GIVEN DATA ▸

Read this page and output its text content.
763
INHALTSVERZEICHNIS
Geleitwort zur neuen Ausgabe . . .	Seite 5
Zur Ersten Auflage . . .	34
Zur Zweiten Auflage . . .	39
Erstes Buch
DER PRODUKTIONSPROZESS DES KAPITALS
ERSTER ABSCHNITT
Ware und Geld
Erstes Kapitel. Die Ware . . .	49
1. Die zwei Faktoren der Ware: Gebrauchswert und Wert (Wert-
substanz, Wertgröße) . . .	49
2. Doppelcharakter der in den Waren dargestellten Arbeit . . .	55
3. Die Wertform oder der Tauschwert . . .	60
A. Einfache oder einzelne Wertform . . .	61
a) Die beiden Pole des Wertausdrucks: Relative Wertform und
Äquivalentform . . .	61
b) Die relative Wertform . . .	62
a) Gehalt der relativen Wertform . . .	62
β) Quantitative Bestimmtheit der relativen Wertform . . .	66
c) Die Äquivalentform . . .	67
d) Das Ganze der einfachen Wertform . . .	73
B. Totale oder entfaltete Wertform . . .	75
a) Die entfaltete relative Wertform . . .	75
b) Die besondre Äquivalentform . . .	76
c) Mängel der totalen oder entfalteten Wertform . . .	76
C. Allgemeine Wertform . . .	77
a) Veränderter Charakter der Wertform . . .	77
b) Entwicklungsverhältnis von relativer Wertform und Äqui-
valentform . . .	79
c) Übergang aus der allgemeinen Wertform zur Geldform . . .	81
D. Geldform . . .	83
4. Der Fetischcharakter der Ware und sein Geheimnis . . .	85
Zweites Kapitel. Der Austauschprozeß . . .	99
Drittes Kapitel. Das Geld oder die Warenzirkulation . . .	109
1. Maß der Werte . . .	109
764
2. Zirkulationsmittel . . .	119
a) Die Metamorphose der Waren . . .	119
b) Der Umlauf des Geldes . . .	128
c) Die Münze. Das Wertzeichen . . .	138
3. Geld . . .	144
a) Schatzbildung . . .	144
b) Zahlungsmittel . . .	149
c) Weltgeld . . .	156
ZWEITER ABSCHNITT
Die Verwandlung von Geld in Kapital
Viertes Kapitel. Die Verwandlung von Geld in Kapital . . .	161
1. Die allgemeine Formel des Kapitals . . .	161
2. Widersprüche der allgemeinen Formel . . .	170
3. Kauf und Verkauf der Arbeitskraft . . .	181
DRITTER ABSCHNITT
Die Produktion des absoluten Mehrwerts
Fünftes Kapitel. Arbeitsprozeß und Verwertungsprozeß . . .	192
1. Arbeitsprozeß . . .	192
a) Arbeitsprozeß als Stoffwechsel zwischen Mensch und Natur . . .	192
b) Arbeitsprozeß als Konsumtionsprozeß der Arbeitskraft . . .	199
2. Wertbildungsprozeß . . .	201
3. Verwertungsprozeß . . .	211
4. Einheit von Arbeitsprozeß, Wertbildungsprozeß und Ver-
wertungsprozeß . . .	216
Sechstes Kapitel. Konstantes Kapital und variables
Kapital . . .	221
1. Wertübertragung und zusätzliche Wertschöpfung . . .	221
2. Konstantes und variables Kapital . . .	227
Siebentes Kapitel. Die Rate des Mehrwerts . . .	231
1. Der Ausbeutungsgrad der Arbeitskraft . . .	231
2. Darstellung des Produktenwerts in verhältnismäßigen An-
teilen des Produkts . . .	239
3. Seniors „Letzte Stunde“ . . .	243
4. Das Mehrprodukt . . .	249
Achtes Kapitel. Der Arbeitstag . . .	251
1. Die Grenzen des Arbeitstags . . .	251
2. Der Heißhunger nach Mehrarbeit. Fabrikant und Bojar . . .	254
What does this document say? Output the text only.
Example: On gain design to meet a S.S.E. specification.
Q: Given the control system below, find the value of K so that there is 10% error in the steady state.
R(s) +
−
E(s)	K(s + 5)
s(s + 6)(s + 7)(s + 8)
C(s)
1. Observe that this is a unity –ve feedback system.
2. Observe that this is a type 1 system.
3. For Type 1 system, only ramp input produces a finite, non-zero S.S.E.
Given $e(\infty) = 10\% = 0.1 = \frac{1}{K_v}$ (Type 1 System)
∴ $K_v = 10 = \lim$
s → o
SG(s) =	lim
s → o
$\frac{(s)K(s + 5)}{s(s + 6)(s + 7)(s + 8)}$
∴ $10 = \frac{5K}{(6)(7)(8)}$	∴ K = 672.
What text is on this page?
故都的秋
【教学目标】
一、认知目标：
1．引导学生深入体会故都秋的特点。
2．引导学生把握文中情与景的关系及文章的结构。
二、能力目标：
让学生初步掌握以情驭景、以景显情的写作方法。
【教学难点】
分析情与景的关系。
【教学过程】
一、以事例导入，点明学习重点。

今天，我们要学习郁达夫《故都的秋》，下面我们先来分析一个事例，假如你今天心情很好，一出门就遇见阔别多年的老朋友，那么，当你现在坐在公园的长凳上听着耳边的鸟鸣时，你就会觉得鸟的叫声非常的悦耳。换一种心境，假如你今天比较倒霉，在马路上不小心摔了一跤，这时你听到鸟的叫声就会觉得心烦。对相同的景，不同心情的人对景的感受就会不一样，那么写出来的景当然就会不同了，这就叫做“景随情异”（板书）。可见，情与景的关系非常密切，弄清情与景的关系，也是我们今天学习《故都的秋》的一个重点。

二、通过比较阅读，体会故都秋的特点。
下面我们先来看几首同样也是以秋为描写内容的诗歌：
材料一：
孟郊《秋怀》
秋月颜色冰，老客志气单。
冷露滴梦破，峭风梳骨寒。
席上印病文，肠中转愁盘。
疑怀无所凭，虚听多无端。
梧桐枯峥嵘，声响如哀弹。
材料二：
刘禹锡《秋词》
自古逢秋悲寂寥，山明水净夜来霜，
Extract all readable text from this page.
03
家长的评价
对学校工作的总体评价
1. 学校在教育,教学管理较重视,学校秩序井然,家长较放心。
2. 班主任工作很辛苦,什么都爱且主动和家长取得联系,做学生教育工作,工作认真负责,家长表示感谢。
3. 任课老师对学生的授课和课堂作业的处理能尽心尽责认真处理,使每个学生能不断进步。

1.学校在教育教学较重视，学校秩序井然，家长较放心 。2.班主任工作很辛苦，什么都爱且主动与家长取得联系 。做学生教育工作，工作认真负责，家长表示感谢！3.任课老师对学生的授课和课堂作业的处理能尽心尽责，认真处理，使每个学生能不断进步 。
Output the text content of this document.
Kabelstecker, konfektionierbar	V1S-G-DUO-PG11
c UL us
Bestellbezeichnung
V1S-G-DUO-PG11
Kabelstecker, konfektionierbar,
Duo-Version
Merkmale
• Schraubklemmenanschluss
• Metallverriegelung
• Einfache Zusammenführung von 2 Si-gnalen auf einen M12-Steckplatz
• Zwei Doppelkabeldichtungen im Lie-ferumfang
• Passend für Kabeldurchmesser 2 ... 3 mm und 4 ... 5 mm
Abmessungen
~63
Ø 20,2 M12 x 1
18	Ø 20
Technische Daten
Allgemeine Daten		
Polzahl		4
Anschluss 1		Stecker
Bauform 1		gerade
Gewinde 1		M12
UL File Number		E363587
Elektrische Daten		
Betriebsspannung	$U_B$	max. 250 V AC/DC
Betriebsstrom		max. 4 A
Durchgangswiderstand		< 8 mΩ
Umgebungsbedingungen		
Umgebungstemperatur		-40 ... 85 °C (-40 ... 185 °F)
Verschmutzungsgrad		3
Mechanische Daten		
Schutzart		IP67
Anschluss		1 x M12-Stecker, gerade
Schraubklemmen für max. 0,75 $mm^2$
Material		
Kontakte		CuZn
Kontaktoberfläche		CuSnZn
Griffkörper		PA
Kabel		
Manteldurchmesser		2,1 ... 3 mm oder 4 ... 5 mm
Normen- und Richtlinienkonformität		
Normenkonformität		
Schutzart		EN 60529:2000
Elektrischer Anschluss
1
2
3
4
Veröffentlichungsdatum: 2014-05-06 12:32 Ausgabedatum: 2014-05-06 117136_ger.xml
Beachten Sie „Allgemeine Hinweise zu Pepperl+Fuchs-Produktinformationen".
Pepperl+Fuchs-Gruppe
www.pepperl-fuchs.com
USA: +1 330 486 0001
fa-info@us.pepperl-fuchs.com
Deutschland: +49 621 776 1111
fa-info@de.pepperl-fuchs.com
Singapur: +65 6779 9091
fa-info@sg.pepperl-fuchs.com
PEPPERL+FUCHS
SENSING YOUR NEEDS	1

WHAT IS ASKED ▸ Look through the data above. Copy every line with the string "Mehrwerts" in it.

ANSWER BELOW ▸
Die Produktion des absoluten Mehrwerts
Siebentes Kapitel. Die Rate des Mehrwerts . . .	231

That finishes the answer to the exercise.